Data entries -
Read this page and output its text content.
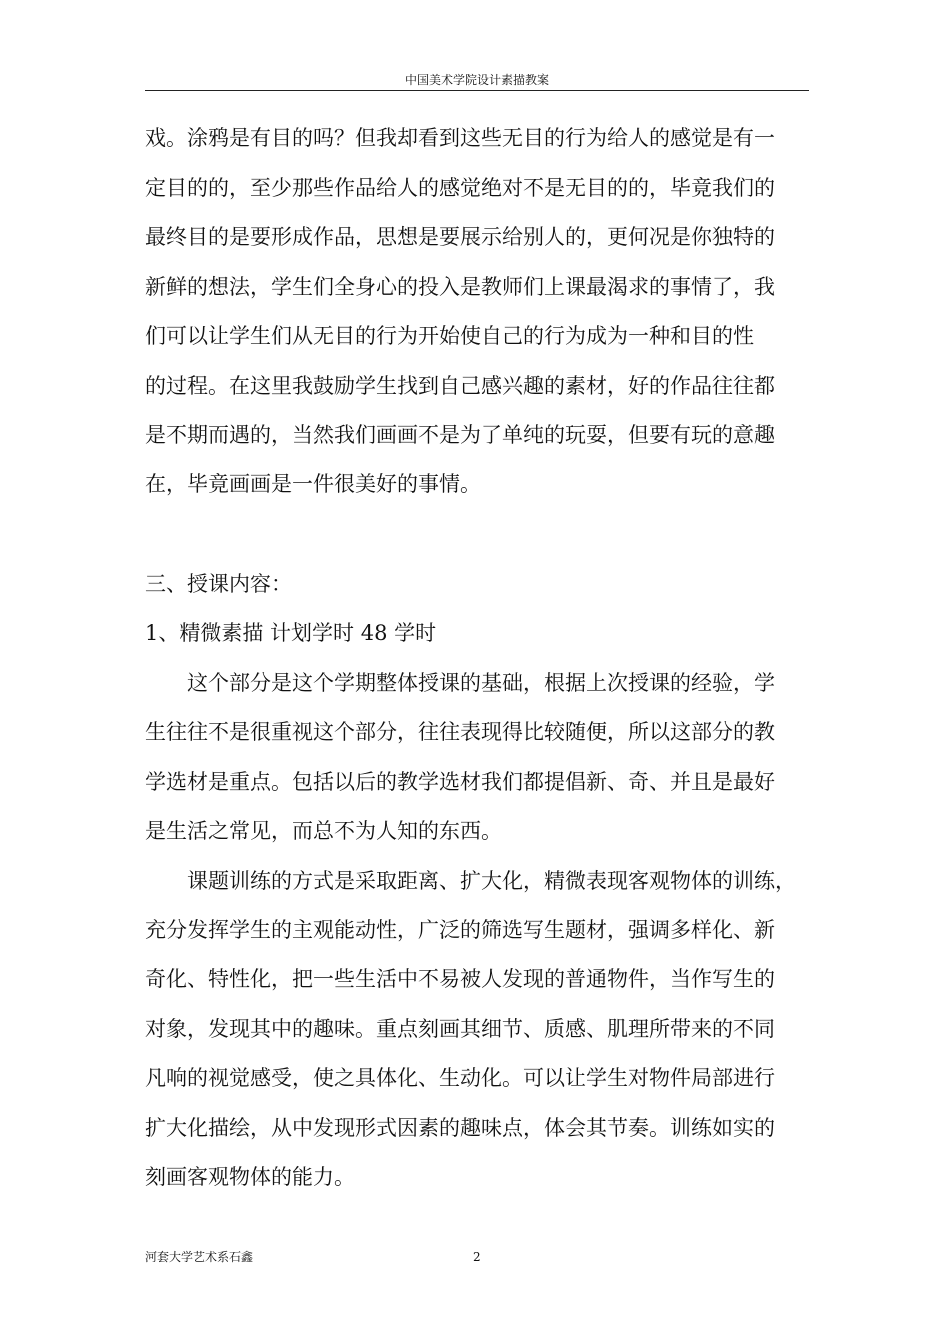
中国美术学院设计素描教案
戏。涂鸦是有目的吗？但我却看到这些无目的行为给人的感觉是有一
定目的的，至少那些作品给人的感觉绝对不是无目的的，毕竟我们的
最终目的是要形成作品，思想是要展示给别人的，更何况是你独特的
新鲜的想法，学生们全身心的投入是教师们上课最渴求的事情了，我
们可以让学生们从无目的行为开始使自己的行为成为一种和目的性
的过程。在这里我鼓励学生找到自己感兴趣的素材，好的作品往往都
是不期而遇的，当然我们画画不是为了单纯的玩耍，但要有玩的意趣
在，毕竟画画是一件很美好的事情。
三、授课内容：
1、精微素描 计划学时 48 学时
这个部分是这个学期整体授课的基础，根据上次授课的经验，学
生往往不是很重视这个部分，往往表现得比较随便，所以这部分的教
学选材是重点。包括以后的教学选材我们都提倡新、奇、并且是最好
是生活之常见，而总不为人知的东西。
课题训练的方式是采取距离、扩大化，精微表现客观物体的训练，
充分发挥学生的主观能动性，广泛的筛选写生题材，强调多样化、新
奇化、特性化，把一些生活中不易被人发现的普通物件，当作写生的
对象，发现其中的趣味。重点刻画其细节、质感、肌理所带来的不同
凡响的视觉感受，使之具体化、生动化。可以让学生对物件局部进行
扩大化描绘，从中发现形式因素的趣味点，体会其节奏。训练如实的
刻画客观物体的能力。
河套大学艺术系石鑫	2
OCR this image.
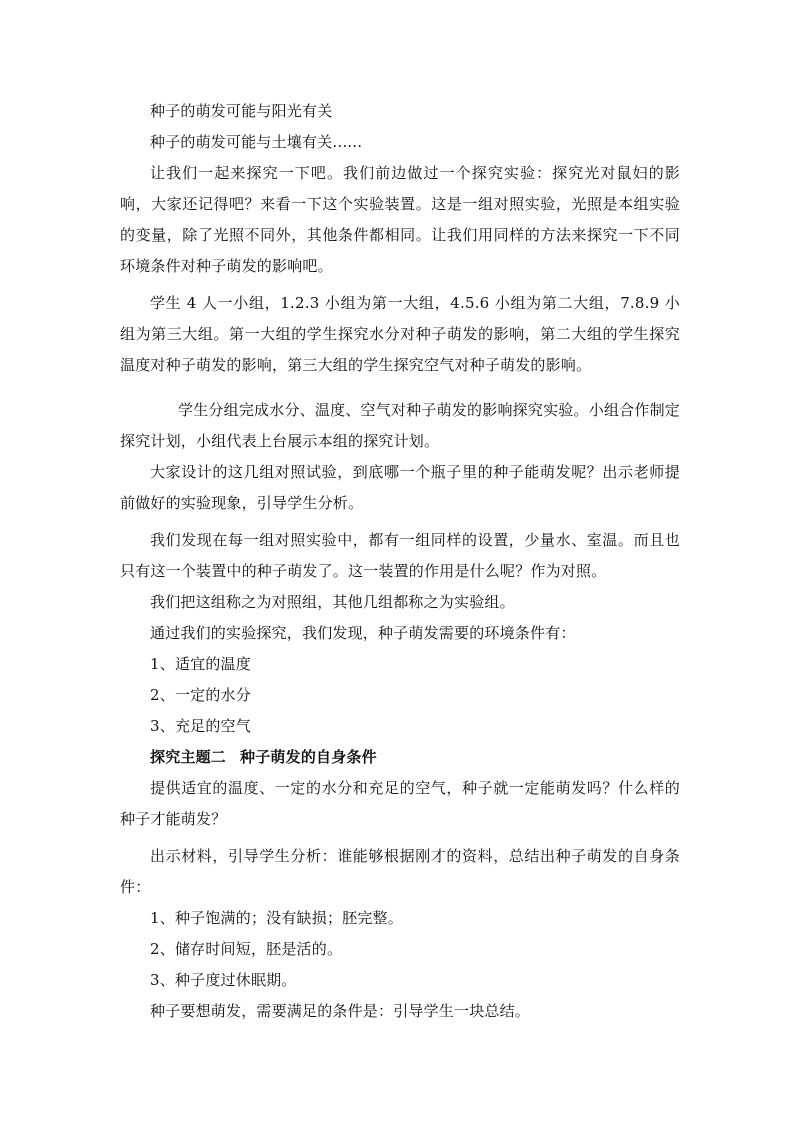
种子的萌发可能与阳光有关

种子的萌发可能与土壤有关......

让我们一起来探究一下吧。我们前边做过一个探究实验：探究光对鼠妇的影响，大家还记得吧？来看一下这个实验装置。这是一组对照实验，光照是本组实验的变量，除了光照不同外，其他条件都相同。让我们用同样的方法来探究一下不同环境条件对种子萌发的影响吧。

学生 4 人一小组，1.2.3 小组为第一大组，4.5.6 小组为第二大组，7.8.9 小组为第三大组。第一大组的学生探究水分对种子萌发的影响，第二大组的学生探究温度对种子萌发的影响，第三大组的学生探究空气对种子萌发的影响。

学生分组完成水分、温度、空气对种子萌发的影响探究实验。小组合作制定探究计划，小组代表上台展示本组的探究计划。

大家设计的这几组对照试验，到底哪一个瓶子里的种子能萌发呢？出示老师提前做好的实验现象，引导学生分析。

我们发现在每一组对照实验中，都有一组同样的设置，少量水、室温。而且也只有这一个装置中的种子萌发了。这一装置的作用是什么呢？作为对照。

我们把这组称之为对照组，其他几组都称之为实验组。

通过我们的实验探究，我们发现，种子萌发需要的环境条件有：

1、适宜的温度

2、一定的水分

3、充足的空气

探究主题二 种子萌发的自身条件

提供适宜的温度、一定的水分和充足的空气，种子就一定能萌发吗？什么样的种子才能萌发？

出示材料，引导学生分析：谁能够根据刚才的资料，总结出种子萌发的自身条件：

1、种子饱满的；没有缺损；胚完整。

2、储存时间短，胚是活的。

3、种子度过休眠期。

种子要想萌发，需要满足的条件是：引导学生一块总结。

WHAT YOU WILL DO -
Copy out all lines where the word "this" appears.

EXERCISE RESULT -
Read this page and output its text content.
OCR this image.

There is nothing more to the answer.